» **GIVEN INFORMATION**
Start
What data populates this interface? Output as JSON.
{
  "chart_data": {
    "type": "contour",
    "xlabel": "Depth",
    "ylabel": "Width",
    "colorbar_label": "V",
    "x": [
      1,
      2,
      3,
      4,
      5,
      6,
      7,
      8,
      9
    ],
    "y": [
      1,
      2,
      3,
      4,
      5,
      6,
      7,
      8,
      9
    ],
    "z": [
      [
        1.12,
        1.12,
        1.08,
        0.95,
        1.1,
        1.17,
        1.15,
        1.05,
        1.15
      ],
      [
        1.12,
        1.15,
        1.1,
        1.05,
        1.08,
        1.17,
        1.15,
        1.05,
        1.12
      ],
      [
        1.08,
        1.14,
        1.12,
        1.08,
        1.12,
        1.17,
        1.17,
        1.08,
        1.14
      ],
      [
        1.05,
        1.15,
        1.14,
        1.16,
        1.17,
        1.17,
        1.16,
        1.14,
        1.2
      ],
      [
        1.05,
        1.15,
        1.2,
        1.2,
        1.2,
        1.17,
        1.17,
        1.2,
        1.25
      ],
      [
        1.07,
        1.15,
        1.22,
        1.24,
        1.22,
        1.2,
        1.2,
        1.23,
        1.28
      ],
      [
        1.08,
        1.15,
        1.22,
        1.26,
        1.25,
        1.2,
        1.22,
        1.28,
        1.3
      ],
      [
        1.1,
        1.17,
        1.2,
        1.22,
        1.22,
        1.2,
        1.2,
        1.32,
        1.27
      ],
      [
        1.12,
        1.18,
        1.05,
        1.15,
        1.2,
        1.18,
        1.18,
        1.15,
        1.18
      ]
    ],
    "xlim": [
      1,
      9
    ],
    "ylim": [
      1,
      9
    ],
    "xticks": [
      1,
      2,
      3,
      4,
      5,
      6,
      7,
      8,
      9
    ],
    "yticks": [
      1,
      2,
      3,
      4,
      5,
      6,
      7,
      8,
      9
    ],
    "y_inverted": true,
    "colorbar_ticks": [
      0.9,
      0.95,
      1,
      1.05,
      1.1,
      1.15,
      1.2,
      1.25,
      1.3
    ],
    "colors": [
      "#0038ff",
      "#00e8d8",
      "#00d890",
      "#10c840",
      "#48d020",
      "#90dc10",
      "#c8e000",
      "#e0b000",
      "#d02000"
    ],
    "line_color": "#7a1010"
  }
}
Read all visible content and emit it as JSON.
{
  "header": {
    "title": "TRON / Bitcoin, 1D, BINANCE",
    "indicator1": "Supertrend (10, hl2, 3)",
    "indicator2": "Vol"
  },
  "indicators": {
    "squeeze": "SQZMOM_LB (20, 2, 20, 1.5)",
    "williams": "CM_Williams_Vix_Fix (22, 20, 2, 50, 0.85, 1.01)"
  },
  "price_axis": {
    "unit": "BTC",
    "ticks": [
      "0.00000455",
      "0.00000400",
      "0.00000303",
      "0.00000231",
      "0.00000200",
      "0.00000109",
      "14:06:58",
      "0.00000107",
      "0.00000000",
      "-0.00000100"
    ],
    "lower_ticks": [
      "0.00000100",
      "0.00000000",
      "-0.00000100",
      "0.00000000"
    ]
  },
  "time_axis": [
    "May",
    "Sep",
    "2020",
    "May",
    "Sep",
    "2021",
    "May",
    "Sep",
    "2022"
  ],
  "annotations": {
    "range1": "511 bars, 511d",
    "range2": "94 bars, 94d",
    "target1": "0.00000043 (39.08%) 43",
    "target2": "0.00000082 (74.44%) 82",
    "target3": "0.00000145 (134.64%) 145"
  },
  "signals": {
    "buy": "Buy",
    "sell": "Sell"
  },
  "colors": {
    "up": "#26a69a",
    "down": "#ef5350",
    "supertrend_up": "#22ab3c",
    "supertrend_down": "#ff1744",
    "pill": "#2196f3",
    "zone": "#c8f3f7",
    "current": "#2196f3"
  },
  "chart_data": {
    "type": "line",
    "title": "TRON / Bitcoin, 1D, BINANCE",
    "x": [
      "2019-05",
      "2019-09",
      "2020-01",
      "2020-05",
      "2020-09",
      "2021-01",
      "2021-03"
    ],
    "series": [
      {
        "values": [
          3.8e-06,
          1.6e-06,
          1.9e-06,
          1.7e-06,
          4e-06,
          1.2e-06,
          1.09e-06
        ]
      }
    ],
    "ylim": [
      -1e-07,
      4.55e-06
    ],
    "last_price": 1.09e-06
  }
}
End
» **GIVEN INSTRUCTION**
Pick out every line above that contains the word "bars" and copy it.

» **EXERCISE OUTPUT**
    "range1": "511 bars, 511d",
    "range2": "94 bars, 94d",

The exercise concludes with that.